▶ **Information shown**:
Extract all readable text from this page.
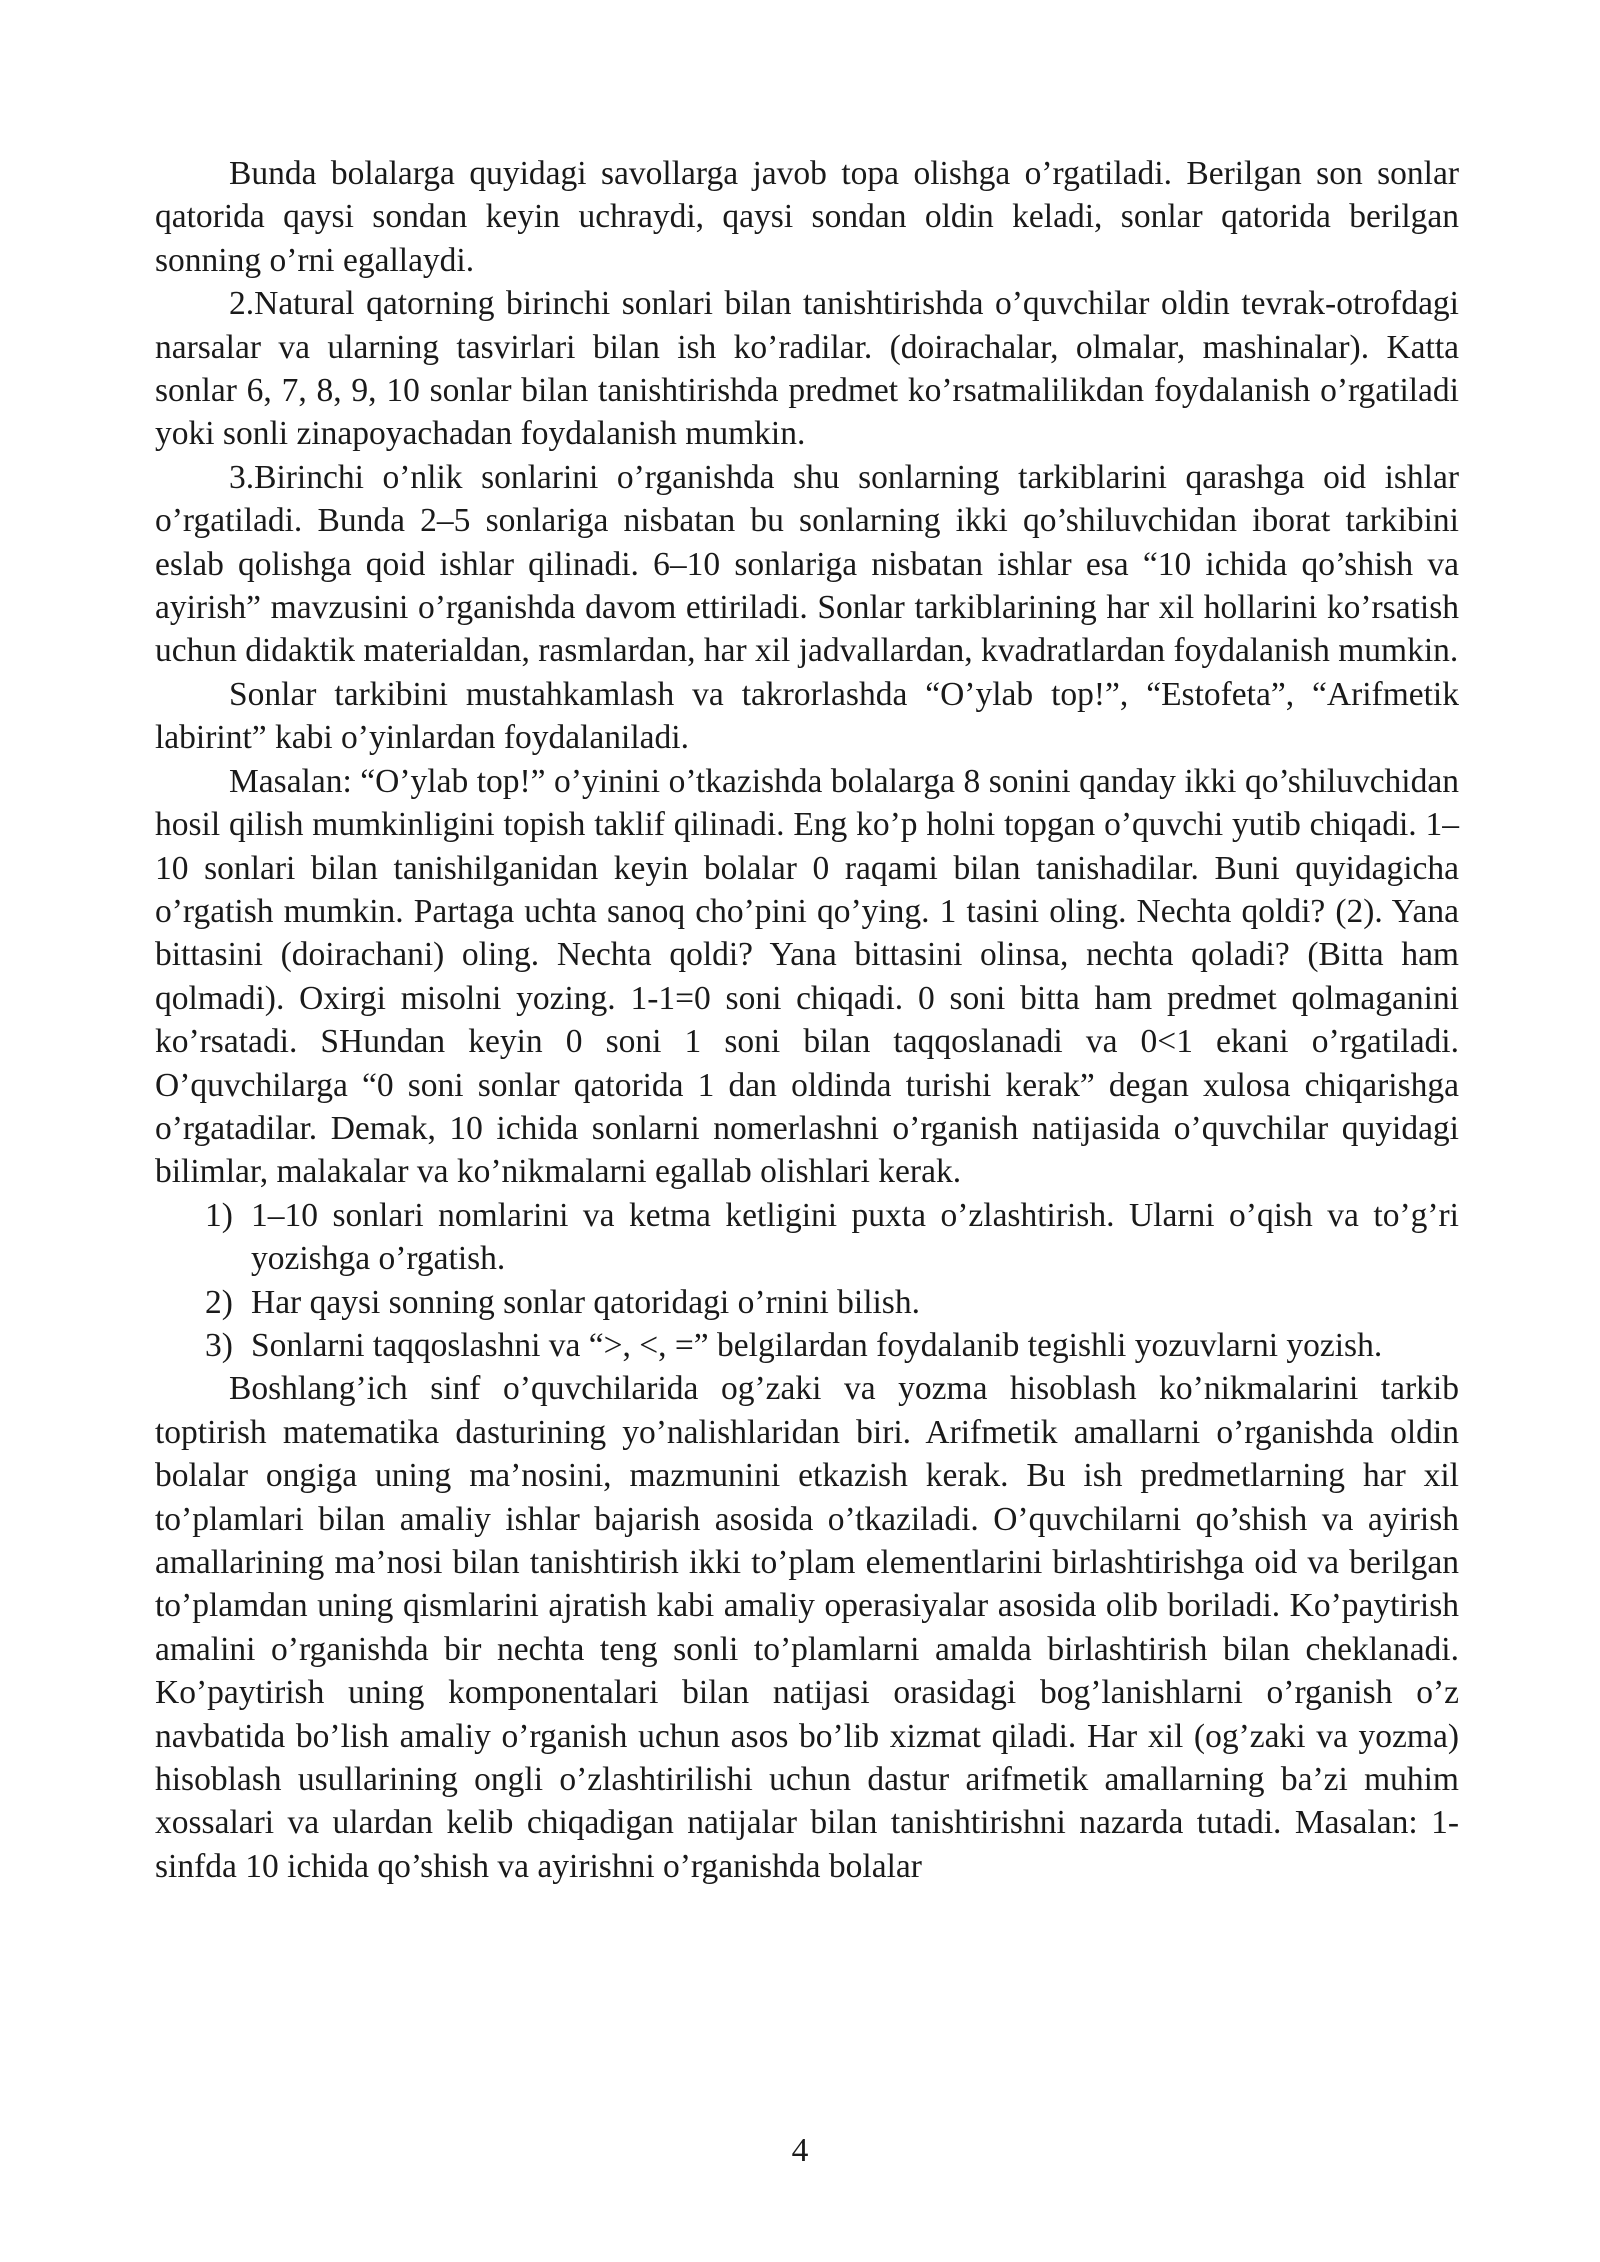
Bunda bolalarga quyidagi savollarga javob topa olishga o’rgatiladi. Berilgan son sonlar qatorida qaysi sondan keyin uchraydi, qaysi sondan oldin keladi, sonlar qatorida berilgan sonning o’rni egallaydi.

2.Natural qatorning birinchi sonlari bilan tanishtirishda o’quvchilar oldin tevrak-otrofdagi narsalar va ularning tasvirlari bilan ish ko’radilar. (doirachalar, olmalar, mashinalar). Katta sonlar 6, 7, 8, 9, 10 sonlar bilan tanishtirishda predmet ko’rsatmalilikdan foydalanish o’rgatiladi yoki sonli zinapoyachadan foydalanish mumkin.

3.Birinchi o’nlik sonlarini o’rganishda shu sonlarning tarkiblarini qarashga oid ishlar o’rgatiladi. Bunda 2–5 sonlariga nisbatan bu sonlarning ikki qo’shiluvchidan iborat tarkibini eslab qolishga qoid ishlar qilinadi. 6–10 sonlariga nisbatan ishlar esa “10 ichida qo’shish va ayirish” mavzusini o’rganishda davom ettiriladi. Sonlar tarkiblarining har xil hollarini ko’rsatish uchun didaktik materialdan, rasmlardan, har xil jadvallardan, kvadratlardan foydalanish mumkin.

Sonlar tarkibini mustahkamlash va takrorlashda “O’ylab top!”, “Estofeta”, “Arifmetik labirint” kabi o’yinlardan foydalaniladi.

Masalan: “O’ylab top!” o’yinini o’tkazishda bolalarga 8 sonini qanday ikki qo’shiluvchidan hosil qilish mumkinligini topish taklif qilinadi. Eng ko’p holni topgan o’quvchi yutib chiqadi. 1–10 sonlari bilan tanishilganidan keyin bolalar 0 raqami bilan tanishadilar. Buni quyidagicha o’rgatish mumkin. Partaga uchta sanoq cho’pini qo’ying. 1 tasini oling. Nechta qoldi? (2). Yana bittasini (doirachani) oling. Nechta qoldi? Yana bittasini olinsa, nechta qoladi? (Bitta ham qolmadi). Oxirgi misolni yozing. 1-1=0 soni chiqadi. 0 soni bitta ham predmet qolmaganini ko’rsatadi. SHundan keyin 0 soni 1 soni bilan taqqoslanadi va 0<1 ekani o’rgatiladi. O’quvchilarga “0 soni sonlar qatorida 1 dan oldinda turishi kerak” degan xulosa chiqarishga o’rgatadilar. Demak, 10 ichida sonlarni nomerlashni o’rganish natijasida o’quvchilar quyidagi bilimlar, malakalar va ko’nikmalarni egallab olishlari kerak.

1) 1–10 sonlari nomlarini va ketma ketligini puxta o’zlashtirish. Ularni o’qish va to’g’ri yozishga o’rgatish.
2) Har qaysi sonning sonlar qatoridagi o’rnini bilish.
3) Sonlarni taqqoslashni va “>, <, =” belgilardan foydalanib tegishli yozuvlarni yozish.

Boshlang’ich sinf o’quvchilarida og’zaki va yozma hisoblash ko’nikmalarini tarkib toptirish matematika dasturining yo’nalishlaridan biri. Arifmetik amallarni o’rganishda oldin bolalar ongiga uning ma’nosini, mazmunini etkazish kerak. Bu ish predmetlarning har xil to’plamlari bilan amaliy ishlar bajarish asosida o’tkaziladi. O’quvchilarni qo’shish va ayirish amallarining ma’nosi bilan tanishtirish ikki to’plam elementlarini birlashtirishga oid va berilgan to’plamdan uning qismlarini ajratish kabi amaliy operasiyalar asosida olib boriladi. Ko’paytirish amalini o’rganishda bir nechta teng sonli to’plamlarni amalda birlashtirish bilan cheklanadi. Ko’paytirish uning komponentalari bilan natijasi orasidagi bog’lanishlarni o’rganish o’z navbatida bo’lish amaliy o’rganish uchun asos bo’lib xizmat qiladi. Har xil (og’zaki va yozma) hisoblash usullarining ongli o’zlashtirilishi uchun dastur arifmetik amallarning ba’zi muhim xossalari va ulardan kelib chiqadigan natijalar bilan tanishtirishni nazarda tutadi. Masalan: 1-sinfda 10 ichida qo’shish va ayirishni o’rganishda bolalar

4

▶ **Goal**: Apart from the pictures, the entries above are to be repeated in full and exactly.

▶ **Answer for this exercise**:
Extract all readable text from this page.
Bunda bolalarga quyidagi savollarga javob topa olishga o’rgatiladi. Berilgan son sonlar qatorida qaysi sondan keyin uchraydi, qaysi sondan oldin keladi, sonlar qatorida berilgan sonning o’rni egallaydi.

2.Natural qatorning birinchi sonlari bilan tanishtirishda o’quvchilar oldin tevrak-otrofdagi narsalar va ularning tasvirlari bilan ish ko’radilar. (doirachalar, olmalar, mashinalar). Katta sonlar 6, 7, 8, 9, 10 sonlar bilan tanishtirishda predmet ko’rsatmalilikdan foydalanish o’rgatiladi yoki sonli zinapoyachadan foydalanish mumkin.

3.Birinchi o’nlik sonlarini o’rganishda shu sonlarning tarkiblarini qarashga oid ishlar o’rgatiladi. Bunda 2–5 sonlariga nisbatan bu sonlarning ikki qo’shiluvchidan iborat tarkibini eslab qolishga qoid ishlar qilinadi. 6–10 sonlariga nisbatan ishlar esa “10 ichida qo’shish va ayirish” mavzusini o’rganishda davom ettiriladi. Sonlar tarkiblarining har xil hollarini ko’rsatish uchun didaktik materialdan, rasmlardan, har xil jadvallardan, kvadratlardan foydalanish mumkin.

Sonlar tarkibini mustahkamlash va takrorlashda “O’ylab top!”, “Estofeta”, “Arifmetik labirint” kabi o’yinlardan foydalaniladi.

Masalan: “O’ylab top!” o’yinini o’tkazishda bolalarga 8 sonini qanday ikki qo’shiluvchidan hosil qilish mumkinligini topish taklif qilinadi. Eng ko’p holni topgan o’quvchi yutib chiqadi. 1–10 sonlari bilan tanishilganidan keyin bolalar 0 raqami bilan tanishadilar. Buni quyidagicha o’rgatish mumkin. Partaga uchta sanoq cho’pini qo’ying. 1 tasini oling. Nechta qoldi? (2). Yana bittasini (doirachani) oling. Nechta qoldi? Yana bittasini olinsa, nechta qoladi? (Bitta ham qolmadi). Oxirgi misolni yozing. 1-1=0 soni chiqadi. 0 soni bitta ham predmet qolmaganini ko’rsatadi. SHundan keyin 0 soni 1 soni bilan taqqoslanadi va 0<1 ekani o’rgatiladi. O’quvchilarga “0 soni sonlar qatorida 1 dan oldinda turishi kerak” degan xulosa chiqarishga o’rgatadilar. Demak, 10 ichida sonlarni nomerlashni o’rganish natijasida o’quvchilar quyidagi bilimlar, malakalar va ko’nikmalarni egallab olishlari kerak.

1) 1–10 sonlari nomlarini va ketma ketligini puxta o’zlashtirish. Ularni o’qish va to’g’ri yozishga o’rgatish.
2) Har qaysi sonning sonlar qatoridagi o’rnini bilish.
3) Sonlarni taqqoslashni va “>, <, =” belgilardan foydalanib tegishli yozuvlarni yozish.

Boshlang’ich sinf o’quvchilarida og’zaki va yozma hisoblash ko’nikmalarini tarkib toptirish matematika dasturining yo’nalishlaridan biri. Arifmetik amallarni o’rganishda oldin bolalar ongiga uning ma’nosini, mazmunini etkazish kerak. Bu ish predmetlarning har xil to’plamlari bilan amaliy ishlar bajarish asosida o’tkaziladi. O’quvchilarni qo’shish va ayirish amallarining ma’nosi bilan tanishtirish ikki to’plam elementlarini birlashtirishga oid va berilgan to’plamdan uning qismlarini ajratish kabi amaliy operasiyalar asosida olib boriladi. Ko’paytirish amalini o’rganishda bir nechta teng sonli to’plamlarni amalda birlashtirish bilan cheklanadi. Ko’paytirish uning komponentalari bilan natijasi orasidagi bog’lanishlarni o’rganish o’z navbatida bo’lish amaliy o’rganish uchun asos bo’lib xizmat qiladi. Har xil (og’zaki va yozma) hisoblash usullarining ongli o’zlashtirilishi uchun dastur arifmetik amallarning ba’zi muhim xossalari va ulardan kelib chiqadigan natijalar bilan tanishtirishni nazarda tutadi. Masalan: 1-sinfda 10 ichida qo’shish va ayirishni o’rganishda bolalar

4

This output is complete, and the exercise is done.